Written instruction
Set out every line bearing the string "load".

***

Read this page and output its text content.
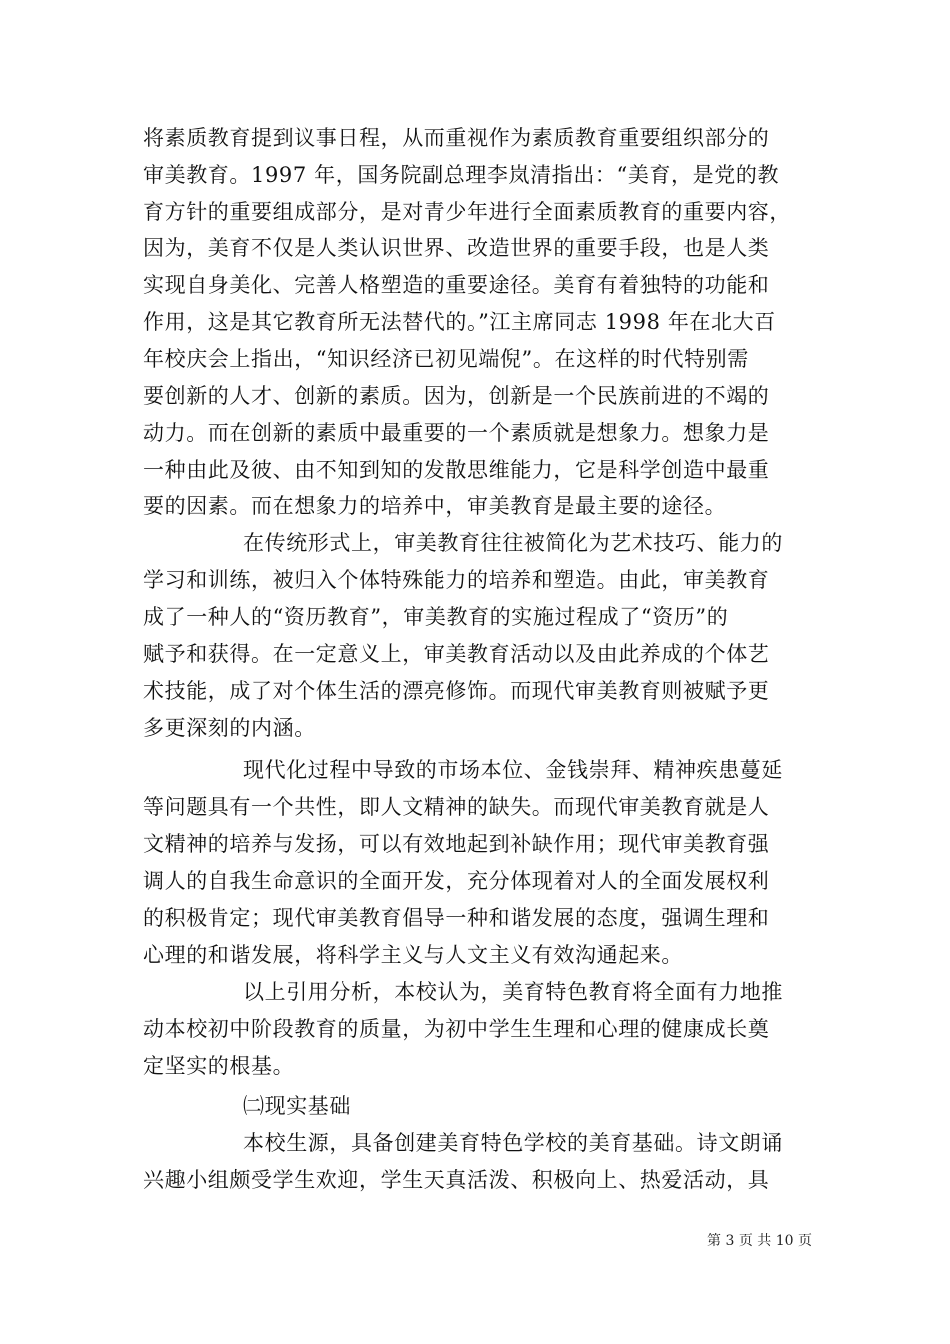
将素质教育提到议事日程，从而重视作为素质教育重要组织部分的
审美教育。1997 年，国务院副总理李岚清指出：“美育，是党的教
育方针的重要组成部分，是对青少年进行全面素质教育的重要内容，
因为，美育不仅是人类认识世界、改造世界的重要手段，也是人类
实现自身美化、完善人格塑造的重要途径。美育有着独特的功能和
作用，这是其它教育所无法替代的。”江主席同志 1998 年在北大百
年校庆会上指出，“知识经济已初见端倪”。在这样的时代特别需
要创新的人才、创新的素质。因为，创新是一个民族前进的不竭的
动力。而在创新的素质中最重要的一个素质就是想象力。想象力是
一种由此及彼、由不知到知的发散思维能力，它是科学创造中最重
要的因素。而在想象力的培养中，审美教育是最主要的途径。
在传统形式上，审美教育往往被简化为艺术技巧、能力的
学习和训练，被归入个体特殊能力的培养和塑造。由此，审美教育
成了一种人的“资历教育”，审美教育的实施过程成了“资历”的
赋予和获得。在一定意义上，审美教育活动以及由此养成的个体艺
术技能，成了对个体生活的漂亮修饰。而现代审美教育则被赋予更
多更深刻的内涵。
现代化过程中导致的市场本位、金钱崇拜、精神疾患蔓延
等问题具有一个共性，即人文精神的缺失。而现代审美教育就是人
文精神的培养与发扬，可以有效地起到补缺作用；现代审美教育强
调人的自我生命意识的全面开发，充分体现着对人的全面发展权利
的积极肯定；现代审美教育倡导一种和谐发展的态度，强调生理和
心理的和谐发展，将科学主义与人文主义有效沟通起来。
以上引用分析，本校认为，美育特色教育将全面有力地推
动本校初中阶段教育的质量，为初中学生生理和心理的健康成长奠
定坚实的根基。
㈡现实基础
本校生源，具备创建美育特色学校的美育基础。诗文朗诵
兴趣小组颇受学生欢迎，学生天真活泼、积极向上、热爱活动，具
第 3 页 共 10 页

***

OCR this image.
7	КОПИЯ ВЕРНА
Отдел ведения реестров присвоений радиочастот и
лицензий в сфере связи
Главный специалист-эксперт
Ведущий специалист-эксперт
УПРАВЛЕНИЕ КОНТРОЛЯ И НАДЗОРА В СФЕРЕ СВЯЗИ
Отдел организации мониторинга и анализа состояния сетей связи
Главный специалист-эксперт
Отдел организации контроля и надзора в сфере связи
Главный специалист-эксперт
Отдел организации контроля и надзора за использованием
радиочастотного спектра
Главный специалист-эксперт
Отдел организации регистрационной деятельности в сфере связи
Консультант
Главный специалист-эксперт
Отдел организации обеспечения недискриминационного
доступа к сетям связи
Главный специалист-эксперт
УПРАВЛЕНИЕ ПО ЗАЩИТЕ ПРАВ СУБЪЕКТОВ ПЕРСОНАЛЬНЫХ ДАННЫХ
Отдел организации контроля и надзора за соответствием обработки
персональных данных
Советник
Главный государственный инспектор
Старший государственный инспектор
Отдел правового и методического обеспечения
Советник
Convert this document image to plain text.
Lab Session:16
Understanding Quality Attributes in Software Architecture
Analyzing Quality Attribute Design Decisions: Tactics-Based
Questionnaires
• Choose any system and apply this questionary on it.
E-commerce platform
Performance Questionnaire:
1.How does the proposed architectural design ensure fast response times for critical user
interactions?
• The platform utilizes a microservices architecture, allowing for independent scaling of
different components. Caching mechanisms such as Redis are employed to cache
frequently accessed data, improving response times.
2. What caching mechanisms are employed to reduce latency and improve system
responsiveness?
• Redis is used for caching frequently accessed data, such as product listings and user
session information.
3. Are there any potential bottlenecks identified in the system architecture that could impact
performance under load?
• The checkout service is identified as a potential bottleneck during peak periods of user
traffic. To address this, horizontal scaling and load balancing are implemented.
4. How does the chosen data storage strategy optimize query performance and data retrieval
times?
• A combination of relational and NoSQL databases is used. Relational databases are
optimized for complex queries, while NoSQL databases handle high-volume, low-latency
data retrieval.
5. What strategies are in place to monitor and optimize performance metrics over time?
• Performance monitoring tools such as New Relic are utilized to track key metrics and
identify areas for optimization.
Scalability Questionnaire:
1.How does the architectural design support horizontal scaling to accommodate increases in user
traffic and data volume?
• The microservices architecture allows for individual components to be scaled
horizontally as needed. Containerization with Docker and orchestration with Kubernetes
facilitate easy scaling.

***

Finished exercise
performance under load?
traffic. To address this, horizontal scaling and load balancing are implemented.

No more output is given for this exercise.